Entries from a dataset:
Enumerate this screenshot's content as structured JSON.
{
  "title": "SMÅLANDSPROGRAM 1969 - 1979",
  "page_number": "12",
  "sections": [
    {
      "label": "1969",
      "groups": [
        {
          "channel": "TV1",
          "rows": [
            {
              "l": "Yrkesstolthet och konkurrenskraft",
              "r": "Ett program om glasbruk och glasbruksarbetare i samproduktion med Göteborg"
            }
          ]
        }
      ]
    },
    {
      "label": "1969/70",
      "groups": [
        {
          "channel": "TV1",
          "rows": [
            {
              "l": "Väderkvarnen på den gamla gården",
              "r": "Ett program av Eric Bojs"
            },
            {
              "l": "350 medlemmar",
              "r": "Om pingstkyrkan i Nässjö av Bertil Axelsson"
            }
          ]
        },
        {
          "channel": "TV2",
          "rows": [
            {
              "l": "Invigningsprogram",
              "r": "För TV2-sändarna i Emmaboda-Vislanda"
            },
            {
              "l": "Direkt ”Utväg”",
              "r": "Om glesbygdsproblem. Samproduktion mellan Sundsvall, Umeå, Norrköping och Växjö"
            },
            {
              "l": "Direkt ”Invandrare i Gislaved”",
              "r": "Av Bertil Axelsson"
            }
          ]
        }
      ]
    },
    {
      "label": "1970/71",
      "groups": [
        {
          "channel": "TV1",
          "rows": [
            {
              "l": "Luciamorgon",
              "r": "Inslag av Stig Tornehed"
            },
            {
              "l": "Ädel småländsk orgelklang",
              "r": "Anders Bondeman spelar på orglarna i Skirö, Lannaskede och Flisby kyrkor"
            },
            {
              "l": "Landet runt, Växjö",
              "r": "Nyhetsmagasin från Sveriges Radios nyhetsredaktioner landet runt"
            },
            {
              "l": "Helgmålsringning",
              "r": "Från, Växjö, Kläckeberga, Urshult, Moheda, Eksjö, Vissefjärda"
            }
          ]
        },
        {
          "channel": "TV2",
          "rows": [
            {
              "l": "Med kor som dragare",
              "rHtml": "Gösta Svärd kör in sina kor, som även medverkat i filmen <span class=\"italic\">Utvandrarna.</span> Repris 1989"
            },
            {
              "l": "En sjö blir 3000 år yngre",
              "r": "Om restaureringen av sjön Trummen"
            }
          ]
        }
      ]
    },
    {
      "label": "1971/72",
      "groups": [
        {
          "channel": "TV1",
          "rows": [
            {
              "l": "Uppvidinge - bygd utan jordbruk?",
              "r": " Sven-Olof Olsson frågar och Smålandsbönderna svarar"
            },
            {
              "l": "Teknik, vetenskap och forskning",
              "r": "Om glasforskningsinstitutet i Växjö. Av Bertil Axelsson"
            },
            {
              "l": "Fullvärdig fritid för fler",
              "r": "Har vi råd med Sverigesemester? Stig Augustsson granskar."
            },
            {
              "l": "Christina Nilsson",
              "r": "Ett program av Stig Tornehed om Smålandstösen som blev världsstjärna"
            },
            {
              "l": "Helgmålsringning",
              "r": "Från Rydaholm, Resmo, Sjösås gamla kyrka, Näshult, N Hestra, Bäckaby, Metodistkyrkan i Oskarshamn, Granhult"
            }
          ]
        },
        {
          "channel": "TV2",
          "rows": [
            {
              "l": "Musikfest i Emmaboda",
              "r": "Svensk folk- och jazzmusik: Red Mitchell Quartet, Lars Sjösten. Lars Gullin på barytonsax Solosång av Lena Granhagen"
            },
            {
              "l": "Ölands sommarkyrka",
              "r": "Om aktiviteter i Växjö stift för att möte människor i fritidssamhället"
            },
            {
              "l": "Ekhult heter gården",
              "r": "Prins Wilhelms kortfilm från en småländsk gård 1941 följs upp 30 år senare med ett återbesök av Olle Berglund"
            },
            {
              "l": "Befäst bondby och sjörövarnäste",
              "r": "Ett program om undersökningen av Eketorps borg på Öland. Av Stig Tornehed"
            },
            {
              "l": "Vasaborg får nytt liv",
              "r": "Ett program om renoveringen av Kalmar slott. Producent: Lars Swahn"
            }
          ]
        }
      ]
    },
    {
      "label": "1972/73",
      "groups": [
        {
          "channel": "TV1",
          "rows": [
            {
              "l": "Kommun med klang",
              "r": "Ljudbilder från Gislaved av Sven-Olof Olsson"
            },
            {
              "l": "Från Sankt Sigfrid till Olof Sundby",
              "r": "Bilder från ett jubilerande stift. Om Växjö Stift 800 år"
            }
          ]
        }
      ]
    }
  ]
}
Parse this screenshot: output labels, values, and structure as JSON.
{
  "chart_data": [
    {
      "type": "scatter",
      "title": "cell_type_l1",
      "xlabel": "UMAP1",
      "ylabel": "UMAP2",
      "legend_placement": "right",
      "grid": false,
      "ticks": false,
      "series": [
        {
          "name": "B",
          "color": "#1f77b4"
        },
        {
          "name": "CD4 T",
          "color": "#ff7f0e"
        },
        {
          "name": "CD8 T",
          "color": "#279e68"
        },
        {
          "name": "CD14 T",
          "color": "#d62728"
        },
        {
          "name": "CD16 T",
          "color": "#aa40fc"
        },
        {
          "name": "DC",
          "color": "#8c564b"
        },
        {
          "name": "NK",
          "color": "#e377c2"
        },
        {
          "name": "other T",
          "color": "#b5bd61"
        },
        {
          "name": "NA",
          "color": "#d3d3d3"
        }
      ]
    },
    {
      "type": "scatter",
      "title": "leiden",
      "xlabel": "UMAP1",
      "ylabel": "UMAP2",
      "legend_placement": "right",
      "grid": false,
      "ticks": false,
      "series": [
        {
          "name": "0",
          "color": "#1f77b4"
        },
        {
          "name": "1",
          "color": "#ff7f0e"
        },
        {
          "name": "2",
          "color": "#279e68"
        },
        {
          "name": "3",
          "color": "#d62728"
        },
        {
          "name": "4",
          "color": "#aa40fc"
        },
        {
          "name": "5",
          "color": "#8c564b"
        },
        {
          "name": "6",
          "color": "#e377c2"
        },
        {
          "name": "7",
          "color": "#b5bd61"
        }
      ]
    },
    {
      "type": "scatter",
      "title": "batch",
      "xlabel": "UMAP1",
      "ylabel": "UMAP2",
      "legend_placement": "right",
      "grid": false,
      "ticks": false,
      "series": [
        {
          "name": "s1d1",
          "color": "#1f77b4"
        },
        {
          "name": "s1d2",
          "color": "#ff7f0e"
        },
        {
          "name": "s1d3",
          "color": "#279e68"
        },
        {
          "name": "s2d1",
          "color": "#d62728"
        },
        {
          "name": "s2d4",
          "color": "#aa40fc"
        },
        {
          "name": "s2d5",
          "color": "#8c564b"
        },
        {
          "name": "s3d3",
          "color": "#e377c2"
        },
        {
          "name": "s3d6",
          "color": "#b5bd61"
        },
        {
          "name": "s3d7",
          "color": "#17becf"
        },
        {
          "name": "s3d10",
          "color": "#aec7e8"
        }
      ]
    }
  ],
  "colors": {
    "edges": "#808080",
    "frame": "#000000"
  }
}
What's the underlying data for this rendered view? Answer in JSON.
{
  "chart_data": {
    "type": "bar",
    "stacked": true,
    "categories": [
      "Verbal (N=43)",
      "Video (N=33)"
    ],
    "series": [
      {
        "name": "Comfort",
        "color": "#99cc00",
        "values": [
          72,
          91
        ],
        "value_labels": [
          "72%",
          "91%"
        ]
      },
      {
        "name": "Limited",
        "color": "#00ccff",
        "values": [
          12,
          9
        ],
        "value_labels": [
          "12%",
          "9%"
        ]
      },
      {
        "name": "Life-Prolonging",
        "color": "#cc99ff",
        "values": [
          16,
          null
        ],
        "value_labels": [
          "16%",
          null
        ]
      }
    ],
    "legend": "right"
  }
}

- The task
Pick out and copy the lines of the entries that hold the string "screenshot".

- Exercise output
Enumerate this screenshot's content as structured JSON.
Parse this screenshot: output labels, values, and structure as JSON.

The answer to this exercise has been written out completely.